Vorliegender Text -
----
BVerfG: Bundesgesetzgeber hatte keine Gesetzgebungskompetenz
Das BVerfG hat das Kernbrennstoffsteuergesetz für unvereinbar mit Art. 105 Abs. 2 GG in Verbindung mit Art. 106 Abs. 1 Nr. 2 GG und für nichtig erklärt. Dem Bundesgesetzgeber habe die Gesetzgebungskompetenz zu seinem Erlass gefehlt. Die Zuweisung von Gesetzgebungskompetenzen an Bund und Länder durch Art. 105 GG in Verbindung mit Art. 106 GG sei abschließend. Der einfache Gesetzgeber dürfe nur solche Steuern einführen, deren Ertrag durch Art. 106 GG dem Bund, den Ländern oder Bund und Ländern gemeinschaftlich zugewiesen werde. Nur innerhalb der durch Art. 105 und Art. 106 GG vorgegebenen Typusbegriffe stehe es dem Gesetzgeber offen, neue Steuern zu "erfinden" und bestehende Steuergesetze zu verändern. Ein freies Steuererfindungsrecht komme weder dem Bund noch den Ländern zu.
Kernbrennstoffsteuer keine Verbrauchsteuer
Laut BVerfG ist die Kernbrennstoffsteuer eine Steuer im finanzverfassungsrechtlichen Sinne, denn sie sei ohne individuelle Gegenleistung zur Deckung des allgemeinen Finanzbedarfs erhoben worden. Sie entspreche aber nicht dem Typus der Verbrauchsteuer gemäß Art. 106 Abs. 1 Nr. 2 GG. Die Typusbegriffe der Art. 105 und 106 GG - und damit auch der Typus der Verbrauchsteuer - seien weit zu interpretieren. Der Typus der Verbrauchsteuern umfasse danach solche Steuern, die nach ihrem Regelungskonzept den Verbrauch bestimmter Güter des ständigen Bedarfs durch den privaten Endverbraucher belasten sollen und auf Grund eines äußerlich erkennbaren Vorgangs - regelmäßig das Verbringen des Verbrauchsgutes in den allgemeinen Wirtschaftsverkehr - von demjenigen als Steuerschuldner erhoben werden, in dessen Sphäre sich der Vorgang verwirkliche.
----
Datenauszug -

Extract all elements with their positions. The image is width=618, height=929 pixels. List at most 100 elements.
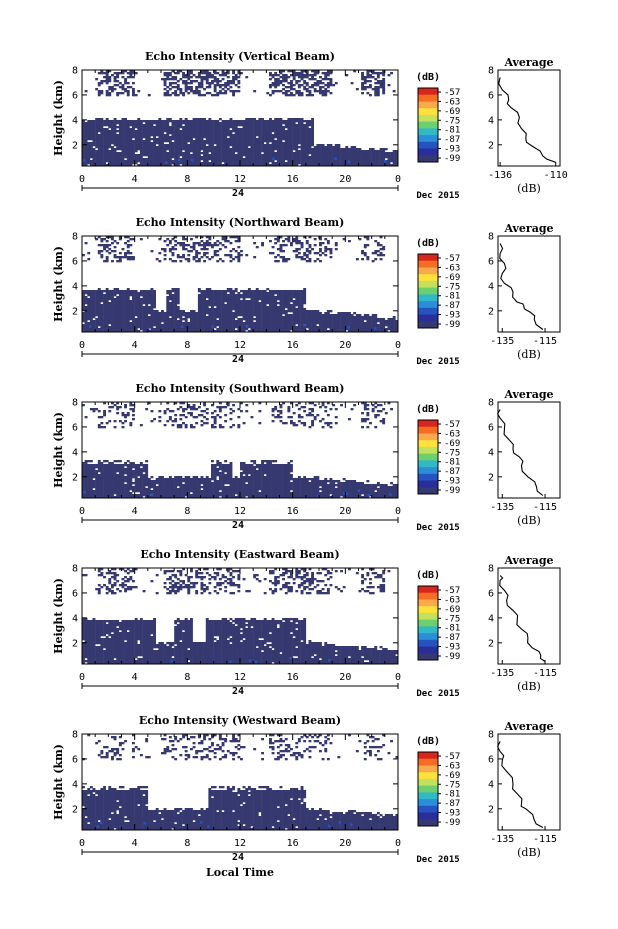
----
Aufgaben -
a: Schreiben Sie aus dem Text zur Kernbrennstoffsteuer alles von "Kernbrennstoffsteuer keine Verbrauchsteuer" bis hinunter zu "der Vorgang verwirkliche." unverändert ab.
b: Wie hat das BVerfG laut dem Text zur Kernbrennstoffsteuer über das Kernbrennstoffsteuergesetz entschieden?

Erwartete Ergebnisse -
a:
Kernbrennstoffsteuer keine Verbrauchsteuer
Laut BVerfG ist die Kernbrennstoffsteuer eine Steuer im finanzverfassungsrechtlichen Sinne, denn sie sei ohne individuelle Gegenleistung zur Deckung des allgemeinen Finanzbedarfs erhoben worden. Sie entspreche aber nicht dem Typus der Verbrauchsteuer gemäß Art. 106 Abs. 1 Nr. 2 GG. Die Typusbegriffe der Art. 105 und 106 GG - und damit auch der Typus der Verbrauchsteuer - seien weit zu interpretieren. Der Typus der Verbrauchsteuern umfasse danach solche Steuern, die nach ihrem Regelungskonzept den Verbrauch bestimmter Güter des ständigen Bedarfs durch den privaten Endverbraucher belasten sollen und auf Grund eines äußerlich erkennbaren Vorgangs - regelmäßig das Verbringen des Verbrauchsgutes in den allgemeinen Wirtschaftsverkehr - von demjenigen als Steuerschuldner erhoben werden, in dessen Sphäre sich der Vorgang verwirkliche.

b: Es hat das Kernbrennstoffsteuergesetz für unvereinbar mit Art. 105 Abs. 2 GG in Verbindung mit Art. 106 Abs. 1 Nr. 2 GG und für nichtig erklärt.